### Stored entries
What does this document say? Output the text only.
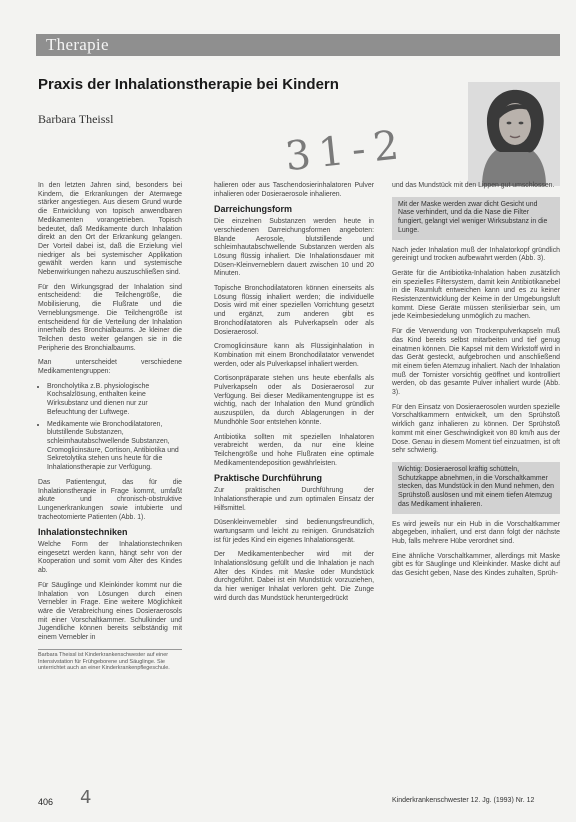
Therapie
Praxis der Inhalationstherapie bei Kindern
Barbara Theissl
31-2

In den letzten Jahren sind, besonders bei Kindern, die Erkrankungen der Atemwege stärker angestiegen. Aus diesem Grund wurde die Entwicklung von topisch anwendbaren Medikamenten vorangetrieben. Topisch bedeutet, daß Medikamente durch Inhalation direkt an den Ort der Erkrankung gelangen. Der Vorteil dabei ist, daß die Erzielung viel niedriger als bei systemischer Applikation gewählt werden kann und systemische Nebenwirkungen nahezu auszuschließen sind.

Für den Wirkungsgrad der Inhalation sind entscheidend: die Teilchengröße, die Mobilisierung, die Flußrate und die Verneblungsmenge. Die Teilchengröße ist entscheidend für die Verteilung der Inhalation innerhalb des Bronchialbaums. Je kleiner die Teilchen desto weiter gelangen sie in die Peripherie des Bronchialbaums.

Man unterscheidet verschiedene Medikamentengruppen:

• Broncholytika z.B. physiologische Kochsalzlösung, enthalten keine Wirksubstanz und dienen nur zur Befeuchtung der Luftwege.
• Medikamente wie Bronchodilatatoren, blutstillende Substanzen, schleimhautabschwellende Substanzen, Cromoglicinsäure, Cortison, Antibiotika und Sekretolytika stehen uns heute für die Inhalationstherapie zur Verfügung.

Das Patientengut, das für die Inhalationstherapie in Frage kommt, umfaßt akute und chronisch-obstruktive Lungenerkrankungen sowie intubierte und tracheotomierte Patienten (Abb. 1).

Inhalationstechniken

Welche Form der Inhalationstechniken eingesetzt werden kann, hängt sehr von der Kooperation und somit vom Alter des Kindes ab.

Für Säuglinge und Kleinkinder kommt nur die Inhalation von Lösungen durch einen Vernebler in Frage. Eine weitere Möglichkeit wäre die Verabreichung eines Dosieraerosols mit einer Vorschaltkammer. Schulkinder und Jugendliche können bereits selbständig mit einem Vernebler in

Barbara Theissl ist Kinderkrankenschwester auf einer Intensivstation für Frühgeborene und Säuglinge. Sie unterrichtet auch an einer Kinderkrankenpflegeschule.

halieren oder aus Taschendosierinhalatoren Pulver inhalieren oder Dosieraerosole inhalieren.

Darreichungsform

Die einzelnen Substanzen werden heute in verschiedenen Darreichungsformen angeboten: Blande Aerosole, blutstillende und schleimhautabschwellende Substanzen werden als Lösung flüssig inhaliert. Die Inhalationsdauer mit Düsen-Kleinverneblern dauert zwischen 10 und 20 Minuten.

Topische Bronchodilatatoren können einerseits als Lösung flüssig inhaliert werden; die individuelle Dosis wird mit einer speziellen Vorrichtung gesetzt und ergänzt, zum anderen gibt es Bronchodilatatoren als Pulverkapseln oder als Dosieraerosol.

Cromoglicinsäure kann als Flüssiginhalation in Kombination mit einem Bronchodilatator verwendet werden, oder als Pulverkapsel inhaliert werden.

Cortisonpräparate stehen uns heute ebenfalls als Pulverkapseln oder als Dosieraerosol zur Verfügung. Bei dieser Medikamentengruppe ist es wichtig, nach der Inhalation den Mund gründlich auszuspülen, da durch Ablagerungen in der Mundhöhle Soor entstehen könnte.

Antibiotika sollten mit speziellen Inhalatoren verabreicht werden, da nur eine kleine Teilchengröße und hohe Flußraten eine optimale Medikamentendeposition gewährleisten.

Praktische Durchführung

Zur praktischen Durchführung der Inhalationstherapie und zum optimalen Einsatz der Hilfsmittel.

Düsenkleinvernebler sind bedienungsfreundlich, wartungsarm und leicht zu reinigen. Grundsätzlich ist für jedes Kind ein eigenes Inhalationsgerät.

Der Medikamentenbecher wird mit der Inhalationslösung gefüllt und die Inhalation je nach Alter des Kindes mit Maske oder Mundstück durchgeführt. Dabei ist ein Mundstück vorzuziehen, da hier weniger Inhalat verloren geht. Die Zunge wird durch das Mundstück heruntergedrückt

und das Mundstück mit den Lippen gut umschlossen.

Mit der Maske werden zwar dicht Gesicht und Nase verhindert, und da die Nase die Filter fungiert, gelangt viel weniger Wirksubstanz in die Lunge.

Nach jeder Inhalation muß der Inhalatorkopf gründlich gereinigt und trocken aufbewahrt werden (Abb. 3).

Geräte für die Antibiotika-Inhalation haben zusätzlich ein spezielles Filtersystem, damit kein Antibiotikanebel in die Raumluft entweichen kann und es zu keiner Resistenzentwicklung der Keime in der Umgebungsluft kommt. Diese Geräte müssen sterilisierbar sein, um jede Keimbesiedelung unmöglich zu machen.

Für die Verwendung von Trockenpulverkapseln muß das Kind bereits selbst mitarbeiten und tief genug einatmen können. Die Kapsel mit dem Wirkstoff wird in das Gerät gesteckt, aufgebrochen und anschließend mit einem tiefen Atemzug inhaliert. Nach der Inhalation muß der Tornister vorsichtig geöffnet und kontrolliert werden, ob das gesamte Pulver inhaliert wurde (Abb. 3).

Für den Einsatz von Dosieraerosolen wurden spezielle Vorschaltkammern entwickelt, um den Sprühstoß wirklich ganz inhalieren zu können. Der Sprühstoß kommt mit einer Geschwindigkeit von 80 km/h aus der Dose. Genau in diesem Moment tief einzuatmen, ist oft sehr schwierig.

Wichtig: Dosieraerosol kräftig schütteln, Schutzkappe abnehmen, in die Vorschaltkammer stecken, das Mundstück in den Mund nehmen, den Sprühstoß auslösen und mit einem tiefen Atemzug das Medikament inhalieren.

Es wird jeweils nur ein Hub in die Vorschaltkammer abgegeben, inhaliert, und erst dann folgt der nächste Hub, falls mehrere Hübe verordnet sind.

Eine ähnliche Vorschaltkammer, allerdings mit Maske gibt es für Säuglinge und Kleinkinder. Maske dicht auf das Gesicht geben, Nase des Kindes zuhalten, Sprüh-

406 4	Kinderkrankenschwester 12. Jg. (1993) Nr. 12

### What is needed
With the pictures removed, return each record above exactly as given.

### Reply
What does this document say? Output the text only.
Therapie
Praxis der Inhalationstherapie bei Kindern
Barbara Theissl
31-2

In den letzten Jahren sind, besonders bei Kindern, die Erkrankungen der Atemwege stärker angestiegen. Aus diesem Grund wurde die Entwicklung von topisch anwendbaren Medikamenten vorangetrieben. Topisch bedeutet, daß Medikamente durch Inhalation direkt an den Ort der Erkrankung gelangen. Der Vorteil dabei ist, daß die Erzielung viel niedriger als bei systemischer Applikation gewählt werden kann und systemische Nebenwirkungen nahezu auszuschließen sind.

Für den Wirkungsgrad der Inhalation sind entscheidend: die Teilchengröße, die Mobilisierung, die Flußrate und die Verneblungsmenge. Die Teilchengröße ist entscheidend für die Verteilung der Inhalation innerhalb des Bronchialbaums. Je kleiner die Teilchen desto weiter gelangen sie in die Peripherie des Bronchialbaums.

Man unterscheidet verschiedene Medikamentengruppen:

• Broncholytika z.B. physiologische Kochsalzlösung, enthalten keine Wirksubstanz und dienen nur zur Befeuchtung der Luftwege.
• Medikamente wie Bronchodilatatoren, blutstillende Substanzen, schleimhautabschwellende Substanzen, Cromoglicinsäure, Cortison, Antibiotika und Sekretolytika stehen uns heute für die Inhalationstherapie zur Verfügung.

Das Patientengut, das für die Inhalationstherapie in Frage kommt, umfaßt akute und chronisch-obstruktive Lungenerkrankungen sowie intubierte und tracheotomierte Patienten (Abb. 1).

Inhalationstechniken

Welche Form der Inhalationstechniken eingesetzt werden kann, hängt sehr von der Kooperation und somit vom Alter des Kindes ab.

Für Säuglinge und Kleinkinder kommt nur die Inhalation von Lösungen durch einen Vernebler in Frage. Eine weitere Möglichkeit wäre die Verabreichung eines Dosieraerosols mit einer Vorschaltkammer. Schulkinder und Jugendliche können bereits selbständig mit einem Vernebler in

Barbara Theissl ist Kinderkrankenschwester auf einer Intensivstation für Frühgeborene und Säuglinge. Sie unterrichtet auch an einer Kinderkrankenpflegeschule.

halieren oder aus Taschendosierinhalatoren Pulver inhalieren oder Dosieraerosole inhalieren.

Darreichungsform

Die einzelnen Substanzen werden heute in verschiedenen Darreichungsformen angeboten: Blande Aerosole, blutstillende und schleimhautabschwellende Substanzen werden als Lösung flüssig inhaliert. Die Inhalationsdauer mit Düsen-Kleinverneblern dauert zwischen 10 und 20 Minuten.

Topische Bronchodilatatoren können einerseits als Lösung flüssig inhaliert werden; die individuelle Dosis wird mit einer speziellen Vorrichtung gesetzt und ergänzt, zum anderen gibt es Bronchodilatatoren als Pulverkapseln oder als Dosieraerosol.

Cromoglicinsäure kann als Flüssiginhalation in Kombination mit einem Bronchodilatator verwendet werden, oder als Pulverkapsel inhaliert werden.

Cortisonpräparate stehen uns heute ebenfalls als Pulverkapseln oder als Dosieraerosol zur Verfügung. Bei dieser Medikamentengruppe ist es wichtig, nach der Inhalation den Mund gründlich auszuspülen, da durch Ablagerungen in der Mundhöhle Soor entstehen könnte.

Antibiotika sollten mit speziellen Inhalatoren verabreicht werden, da nur eine kleine Teilchengröße und hohe Flußraten eine optimale Medikamentendeposition gewährleisten.

Praktische Durchführung

Zur praktischen Durchführung der Inhalationstherapie und zum optimalen Einsatz der Hilfsmittel.

Düsenkleinvernebler sind bedienungsfreundlich, wartungsarm und leicht zu reinigen. Grundsätzlich ist für jedes Kind ein eigenes Inhalationsgerät.

Der Medikamentenbecher wird mit der Inhalationslösung gefüllt und die Inhalation je nach Alter des Kindes mit Maske oder Mundstück durchgeführt. Dabei ist ein Mundstück vorzuziehen, da hier weniger Inhalat verloren geht. Die Zunge wird durch das Mundstück heruntergedrückt

und das Mundstück mit den Lippen gut umschlossen.

Mit der Maske werden zwar dicht Gesicht und Nase verhindert, und da die Nase die Filter fungiert, gelangt viel weniger Wirksubstanz in die Lunge.

Nach jeder Inhalation muß der Inhalatorkopf gründlich gereinigt und trocken aufbewahrt werden (Abb. 3).

Geräte für die Antibiotika-Inhalation haben zusätzlich ein spezielles Filtersystem, damit kein Antibiotikanebel in die Raumluft entweichen kann und es zu keiner Resistenzentwicklung der Keime in der Umgebungsluft kommt. Diese Geräte müssen sterilisierbar sein, um jede Keimbesiedelung unmöglich zu machen.

Für die Verwendung von Trockenpulverkapseln muß das Kind bereits selbst mitarbeiten und tief genug einatmen können. Die Kapsel mit dem Wirkstoff wird in das Gerät gesteckt, aufgebrochen und anschließend mit einem tiefen Atemzug inhaliert. Nach der Inhalation muß der Tornister vorsichtig geöffnet und kontrolliert werden, ob das gesamte Pulver inhaliert wurde (Abb. 3).

Für den Einsatz von Dosieraerosolen wurden spezielle Vorschaltkammern entwickelt, um den Sprühstoß wirklich ganz inhalieren zu können. Der Sprühstoß kommt mit einer Geschwindigkeit von 80 km/h aus der Dose. Genau in diesem Moment tief einzuatmen, ist oft sehr schwierig.

Wichtig: Dosieraerosol kräftig schütteln, Schutzkappe abnehmen, in die Vorschaltkammer stecken, das Mundstück in den Mund nehmen, den Sprühstoß auslösen und mit einem tiefen Atemzug das Medikament inhalieren.

Es wird jeweils nur ein Hub in die Vorschaltkammer abgegeben, inhaliert, und erst dann folgt der nächste Hub, falls mehrere Hübe verordnet sind.

Eine ähnliche Vorschaltkammer, allerdings mit Maske gibt es für Säuglinge und Kleinkinder. Maske dicht auf das Gesicht geben, Nase des Kindes zuhalten, Sprüh-

406 4	Kinderkrankenschwester 12. Jg. (1993) Nr. 12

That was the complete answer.